_Set exercise_. List the lines of this listing that hold the word "précédente".

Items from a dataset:
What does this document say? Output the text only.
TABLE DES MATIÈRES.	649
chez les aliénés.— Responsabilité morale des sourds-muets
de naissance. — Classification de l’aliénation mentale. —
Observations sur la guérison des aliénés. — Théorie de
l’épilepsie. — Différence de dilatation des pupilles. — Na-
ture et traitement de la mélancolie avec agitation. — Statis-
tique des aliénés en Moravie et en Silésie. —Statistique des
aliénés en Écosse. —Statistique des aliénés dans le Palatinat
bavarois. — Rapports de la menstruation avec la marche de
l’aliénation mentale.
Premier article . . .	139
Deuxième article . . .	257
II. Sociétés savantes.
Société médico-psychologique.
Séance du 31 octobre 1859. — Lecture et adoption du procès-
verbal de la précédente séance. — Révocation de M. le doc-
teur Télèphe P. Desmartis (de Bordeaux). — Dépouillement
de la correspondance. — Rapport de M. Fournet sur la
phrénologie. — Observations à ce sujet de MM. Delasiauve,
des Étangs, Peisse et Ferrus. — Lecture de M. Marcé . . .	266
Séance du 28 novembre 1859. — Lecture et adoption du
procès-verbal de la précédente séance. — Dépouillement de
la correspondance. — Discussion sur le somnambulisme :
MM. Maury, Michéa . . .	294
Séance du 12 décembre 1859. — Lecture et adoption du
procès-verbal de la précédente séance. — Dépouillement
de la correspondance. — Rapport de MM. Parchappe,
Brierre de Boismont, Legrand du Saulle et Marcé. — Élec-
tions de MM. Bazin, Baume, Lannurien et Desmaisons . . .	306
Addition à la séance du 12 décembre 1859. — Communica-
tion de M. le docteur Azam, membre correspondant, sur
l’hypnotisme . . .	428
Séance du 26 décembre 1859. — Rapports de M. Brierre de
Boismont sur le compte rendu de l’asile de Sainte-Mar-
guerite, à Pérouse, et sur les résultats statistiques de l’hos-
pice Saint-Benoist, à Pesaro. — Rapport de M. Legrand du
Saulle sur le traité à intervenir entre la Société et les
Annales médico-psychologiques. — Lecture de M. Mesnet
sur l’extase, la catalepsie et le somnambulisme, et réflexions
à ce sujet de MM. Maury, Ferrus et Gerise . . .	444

_Solved problem_.
verbal de la précédente séance. — Révocation de M. le doc-
procès-verbal de la précédente séance. — Dépouillement de
procès-verbal de la précédente séance. — Dépouillement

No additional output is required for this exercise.